### [Data for the task]
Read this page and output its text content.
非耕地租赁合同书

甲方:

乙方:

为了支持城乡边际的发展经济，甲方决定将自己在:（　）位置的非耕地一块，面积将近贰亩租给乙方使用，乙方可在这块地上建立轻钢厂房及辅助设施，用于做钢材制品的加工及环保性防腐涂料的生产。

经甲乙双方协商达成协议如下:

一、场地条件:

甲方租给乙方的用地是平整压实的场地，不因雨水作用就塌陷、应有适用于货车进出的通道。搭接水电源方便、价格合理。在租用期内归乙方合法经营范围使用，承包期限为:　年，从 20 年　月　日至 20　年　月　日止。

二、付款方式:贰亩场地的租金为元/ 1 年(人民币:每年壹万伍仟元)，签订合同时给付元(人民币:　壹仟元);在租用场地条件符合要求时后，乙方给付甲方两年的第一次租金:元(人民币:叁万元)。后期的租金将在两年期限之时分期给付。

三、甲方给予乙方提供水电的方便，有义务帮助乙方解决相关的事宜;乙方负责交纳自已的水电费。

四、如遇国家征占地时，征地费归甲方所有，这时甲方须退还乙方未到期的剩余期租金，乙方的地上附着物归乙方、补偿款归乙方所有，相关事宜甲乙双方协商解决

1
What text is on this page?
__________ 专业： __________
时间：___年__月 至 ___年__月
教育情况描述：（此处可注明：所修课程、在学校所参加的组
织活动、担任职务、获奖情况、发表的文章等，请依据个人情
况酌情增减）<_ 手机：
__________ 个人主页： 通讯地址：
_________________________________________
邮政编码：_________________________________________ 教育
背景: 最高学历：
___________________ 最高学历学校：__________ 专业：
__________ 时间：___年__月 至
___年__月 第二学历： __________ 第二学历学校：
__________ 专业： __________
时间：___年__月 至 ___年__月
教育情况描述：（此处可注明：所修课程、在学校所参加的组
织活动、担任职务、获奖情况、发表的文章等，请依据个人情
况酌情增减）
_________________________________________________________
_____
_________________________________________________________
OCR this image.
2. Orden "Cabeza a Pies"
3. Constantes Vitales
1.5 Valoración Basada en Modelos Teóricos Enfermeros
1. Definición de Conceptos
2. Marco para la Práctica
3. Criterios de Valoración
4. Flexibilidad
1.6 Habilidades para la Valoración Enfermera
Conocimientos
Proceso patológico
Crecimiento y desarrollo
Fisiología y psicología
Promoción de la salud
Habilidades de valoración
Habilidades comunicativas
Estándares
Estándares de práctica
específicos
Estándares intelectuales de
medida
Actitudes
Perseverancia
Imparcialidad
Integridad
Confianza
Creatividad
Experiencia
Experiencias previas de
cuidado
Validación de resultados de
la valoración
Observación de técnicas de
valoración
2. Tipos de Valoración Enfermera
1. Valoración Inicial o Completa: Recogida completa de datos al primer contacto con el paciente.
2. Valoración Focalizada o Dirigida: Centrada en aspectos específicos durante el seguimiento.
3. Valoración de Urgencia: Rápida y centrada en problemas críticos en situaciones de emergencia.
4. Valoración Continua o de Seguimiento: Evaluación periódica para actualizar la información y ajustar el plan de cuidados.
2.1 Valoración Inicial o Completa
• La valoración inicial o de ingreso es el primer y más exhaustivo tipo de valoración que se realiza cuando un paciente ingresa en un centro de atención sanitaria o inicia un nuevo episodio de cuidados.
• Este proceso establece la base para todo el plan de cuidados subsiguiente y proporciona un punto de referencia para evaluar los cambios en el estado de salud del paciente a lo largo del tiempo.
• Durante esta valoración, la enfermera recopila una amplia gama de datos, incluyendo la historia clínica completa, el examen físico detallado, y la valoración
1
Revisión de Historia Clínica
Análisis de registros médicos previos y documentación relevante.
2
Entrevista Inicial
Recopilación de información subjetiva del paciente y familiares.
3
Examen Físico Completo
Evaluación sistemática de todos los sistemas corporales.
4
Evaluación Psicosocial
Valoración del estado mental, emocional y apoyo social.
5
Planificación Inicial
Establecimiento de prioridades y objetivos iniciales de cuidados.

### [Challenge]
Output the records exactly, including every line.

### [Result of the exercise]
Read this page and output its text content.
非耕地租赁合同书

甲方:

乙方:

为了支持城乡边际的发展经济，甲方决定将自己在:（　）位置的非耕地一块，面积将近贰亩租给乙方使用，乙方可在这块地上建立轻钢厂房及辅助设施，用于做钢材制品的加工及环保性防腐涂料的生产。

经甲乙双方协商达成协议如下:

一、场地条件:

甲方租给乙方的用地是平整压实的场地，不因雨水作用就塌陷、应有适用于货车进出的通道。搭接水电源方便、价格合理。在租用期内归乙方合法经营范围使用，承包期限为:　年，从 20 年　月　日至 20　年　月　日止。

二、付款方式:贰亩场地的租金为元/ 1 年(人民币:每年壹万伍仟元)，签订合同时给付元(人民币:　壹仟元);在租用场地条件符合要求时后，乙方给付甲方两年的第一次租金:元(人民币:叁万元)。后期的租金将在两年期限之时分期给付。

三、甲方给予乙方提供水电的方便，有义务帮助乙方解决相关的事宜;乙方负责交纳自已的水电费。

四、如遇国家征占地时，征地费归甲方所有，这时甲方须退还乙方未到期的剩余期租金，乙方的地上附着物归乙方、补偿款归乙方所有，相关事宜甲乙双方协商解决

1
What text is on this page?
__________ 专业： __________
时间：___年__月 至 ___年__月
教育情况描述：（此处可注明：所修课程、在学校所参加的组
织活动、担任职务、获奖情况、发表的文章等，请依据个人情
况酌情增减）<_ 手机：
__________ 个人主页： 通讯地址：
_________________________________________
邮政编码：_________________________________________ 教育
背景: 最高学历：
___________________ 最高学历学校：__________ 专业：
__________ 时间：___年__月 至
___年__月 第二学历： __________ 第二学历学校：
__________ 专业： __________
时间：___年__月 至 ___年__月
教育情况描述：（此处可注明：所修课程、在学校所参加的组
织活动、担任职务、获奖情况、发表的文章等，请依据个人情
况酌情增减）
_________________________________________________________
_____
_________________________________________________________
OCR this image.
2. Orden "Cabeza a Pies"
3. Constantes Vitales
1.5 Valoración Basada en Modelos Teóricos Enfermeros
1. Definición de Conceptos
2. Marco para la Práctica
3. Criterios de Valoración
4. Flexibilidad
1.6 Habilidades para la Valoración Enfermera
Conocimientos
Proceso patológico
Crecimiento y desarrollo
Fisiología y psicología
Promoción de la salud
Habilidades de valoración
Habilidades comunicativas
Estándares
Estándares de práctica
específicos
Estándares intelectuales de
medida
Actitudes
Perseverancia
Imparcialidad
Integridad
Confianza
Creatividad
Experiencia
Experiencias previas de
cuidado
Validación de resultados de
la valoración
Observación de técnicas de
valoración
2. Tipos de Valoración Enfermera
1. Valoración Inicial o Completa: Recogida completa de datos al primer contacto con el paciente.
2. Valoración Focalizada o Dirigida: Centrada en aspectos específicos durante el seguimiento.
3. Valoración de Urgencia: Rápida y centrada en problemas críticos en situaciones de emergencia.
4. Valoración Continua o de Seguimiento: Evaluación periódica para actualizar la información y ajustar el plan de cuidados.
2.1 Valoración Inicial o Completa
• La valoración inicial o de ingreso es el primer y más exhaustivo tipo de valoración que se realiza cuando un paciente ingresa en un centro de atención sanitaria o inicia un nuevo episodio de cuidados.
• Este proceso establece la base para todo el plan de cuidados subsiguiente y proporciona un punto de referencia para evaluar los cambios en el estado de salud del paciente a lo largo del tiempo.
• Durante esta valoración, la enfermera recopila una amplia gama de datos, incluyendo la historia clínica completa, el examen físico detallado, y la valoración
1
Revisión de Historia Clínica
Análisis de registros médicos previos y documentación relevante.
2
Entrevista Inicial
Recopilación de información subjetiva del paciente y familiares.
3
Examen Físico Completo
Evaluación sistemática de todos los sistemas corporales.
4
Evaluación Psicosocial
Valoración del estado mental, emocional y apoyo social.
5
Planificación Inicial
Establecimiento de prioridades y objetivos iniciales de cuidados.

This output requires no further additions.